[Data entries]
____________

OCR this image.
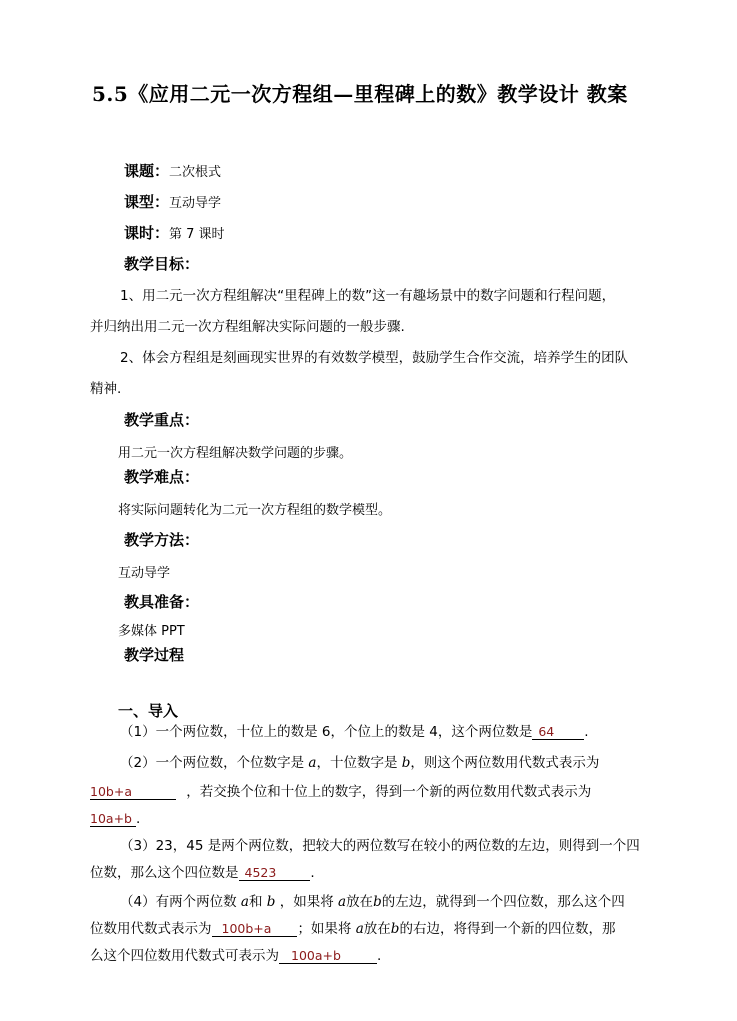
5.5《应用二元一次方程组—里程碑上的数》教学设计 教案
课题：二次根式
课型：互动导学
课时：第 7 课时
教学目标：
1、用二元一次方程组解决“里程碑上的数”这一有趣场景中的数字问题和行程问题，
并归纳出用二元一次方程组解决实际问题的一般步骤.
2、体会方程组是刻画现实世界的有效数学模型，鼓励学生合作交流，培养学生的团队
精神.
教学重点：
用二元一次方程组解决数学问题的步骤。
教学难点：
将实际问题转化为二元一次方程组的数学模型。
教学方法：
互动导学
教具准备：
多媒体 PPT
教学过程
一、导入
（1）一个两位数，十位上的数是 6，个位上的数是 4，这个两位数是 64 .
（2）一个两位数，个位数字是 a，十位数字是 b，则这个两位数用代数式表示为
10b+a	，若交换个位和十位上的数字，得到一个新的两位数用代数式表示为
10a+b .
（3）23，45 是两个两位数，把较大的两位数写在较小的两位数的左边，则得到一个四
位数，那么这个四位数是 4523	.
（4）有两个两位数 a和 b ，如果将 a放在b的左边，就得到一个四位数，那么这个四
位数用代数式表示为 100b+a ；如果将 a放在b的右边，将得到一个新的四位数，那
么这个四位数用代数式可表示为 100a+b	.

____________

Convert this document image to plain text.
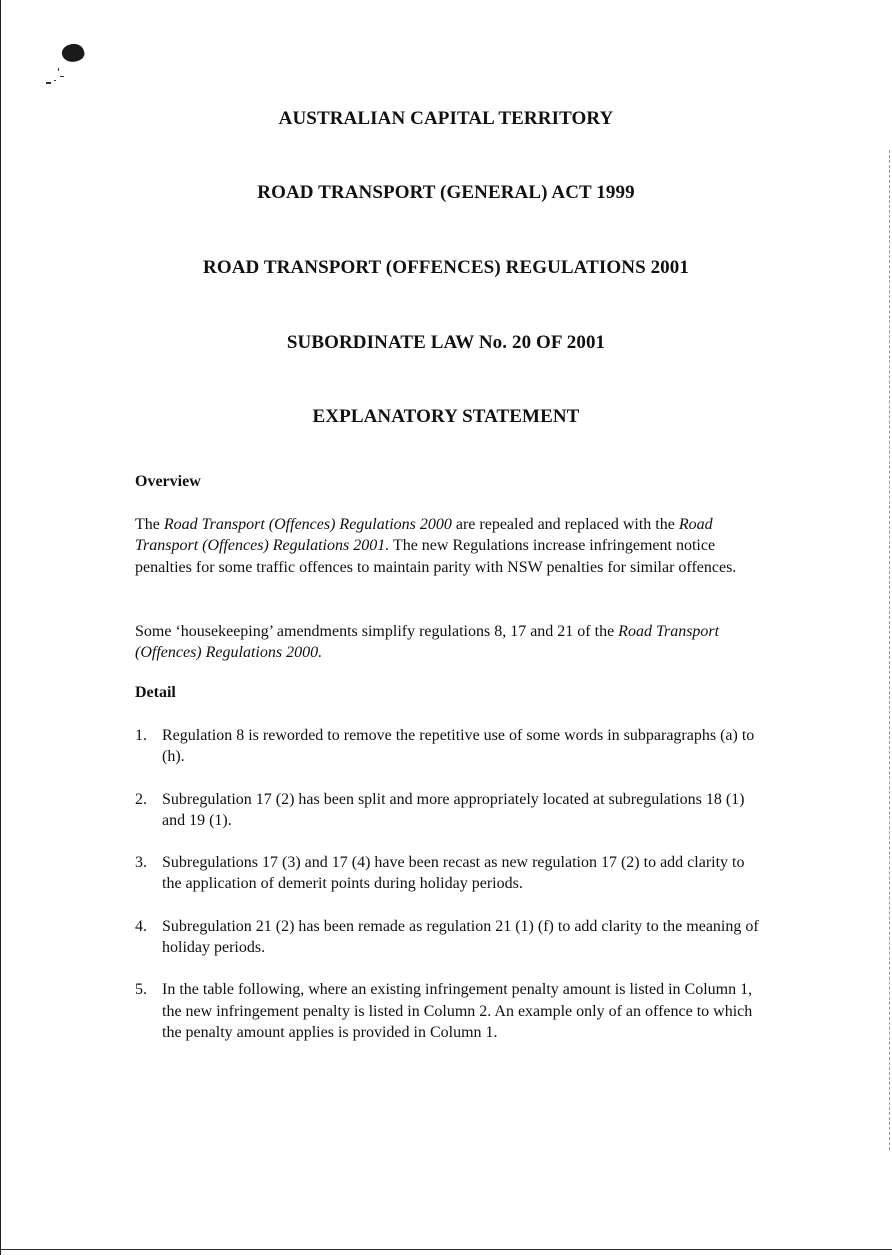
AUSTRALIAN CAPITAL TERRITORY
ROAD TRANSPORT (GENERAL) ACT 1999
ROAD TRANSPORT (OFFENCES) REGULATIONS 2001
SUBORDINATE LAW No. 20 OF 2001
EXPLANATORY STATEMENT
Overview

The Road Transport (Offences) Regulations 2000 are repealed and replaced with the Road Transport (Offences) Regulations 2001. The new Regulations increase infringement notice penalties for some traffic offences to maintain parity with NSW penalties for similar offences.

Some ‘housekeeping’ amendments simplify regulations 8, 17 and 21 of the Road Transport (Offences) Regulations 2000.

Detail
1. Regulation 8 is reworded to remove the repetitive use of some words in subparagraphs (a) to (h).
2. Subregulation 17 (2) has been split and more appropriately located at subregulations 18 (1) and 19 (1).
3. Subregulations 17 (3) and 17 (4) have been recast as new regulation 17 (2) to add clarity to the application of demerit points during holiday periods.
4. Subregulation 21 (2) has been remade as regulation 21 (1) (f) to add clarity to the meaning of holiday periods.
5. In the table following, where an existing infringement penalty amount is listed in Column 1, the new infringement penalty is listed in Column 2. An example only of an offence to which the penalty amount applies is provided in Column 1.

____________

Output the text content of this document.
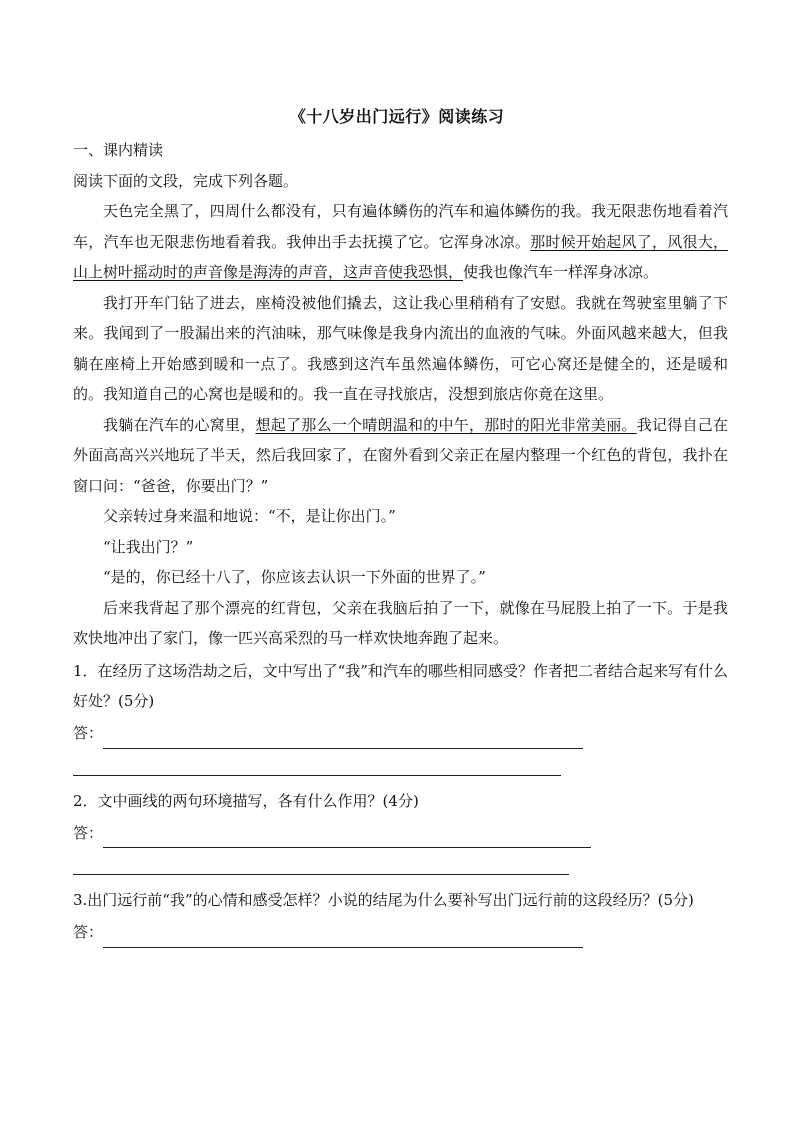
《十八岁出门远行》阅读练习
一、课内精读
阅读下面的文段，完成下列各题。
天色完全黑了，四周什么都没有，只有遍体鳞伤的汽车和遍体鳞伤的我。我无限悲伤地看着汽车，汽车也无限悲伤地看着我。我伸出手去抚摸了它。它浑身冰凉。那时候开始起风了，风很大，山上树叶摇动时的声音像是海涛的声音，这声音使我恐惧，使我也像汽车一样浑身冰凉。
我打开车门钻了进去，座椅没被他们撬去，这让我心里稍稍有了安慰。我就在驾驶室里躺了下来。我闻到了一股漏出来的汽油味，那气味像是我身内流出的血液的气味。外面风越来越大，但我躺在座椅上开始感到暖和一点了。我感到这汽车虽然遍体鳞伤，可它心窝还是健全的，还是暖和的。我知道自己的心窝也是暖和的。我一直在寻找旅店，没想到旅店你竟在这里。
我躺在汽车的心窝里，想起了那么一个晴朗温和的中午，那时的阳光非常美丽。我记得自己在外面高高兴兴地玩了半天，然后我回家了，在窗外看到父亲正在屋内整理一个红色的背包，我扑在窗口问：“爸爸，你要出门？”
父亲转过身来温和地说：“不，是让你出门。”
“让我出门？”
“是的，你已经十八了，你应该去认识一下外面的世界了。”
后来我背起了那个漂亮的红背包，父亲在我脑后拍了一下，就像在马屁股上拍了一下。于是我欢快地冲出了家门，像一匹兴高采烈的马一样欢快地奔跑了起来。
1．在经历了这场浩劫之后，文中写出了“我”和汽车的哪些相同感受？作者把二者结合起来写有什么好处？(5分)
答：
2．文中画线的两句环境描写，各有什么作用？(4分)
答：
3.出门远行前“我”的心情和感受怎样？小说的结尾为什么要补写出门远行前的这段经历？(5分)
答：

____________

§ **Challenge**: Using the listing above, locate the lines that hold "this" and copy each one.

§ **The solution**:
OCR this image.
Convert this document image to plain text.
Output the text content of this document.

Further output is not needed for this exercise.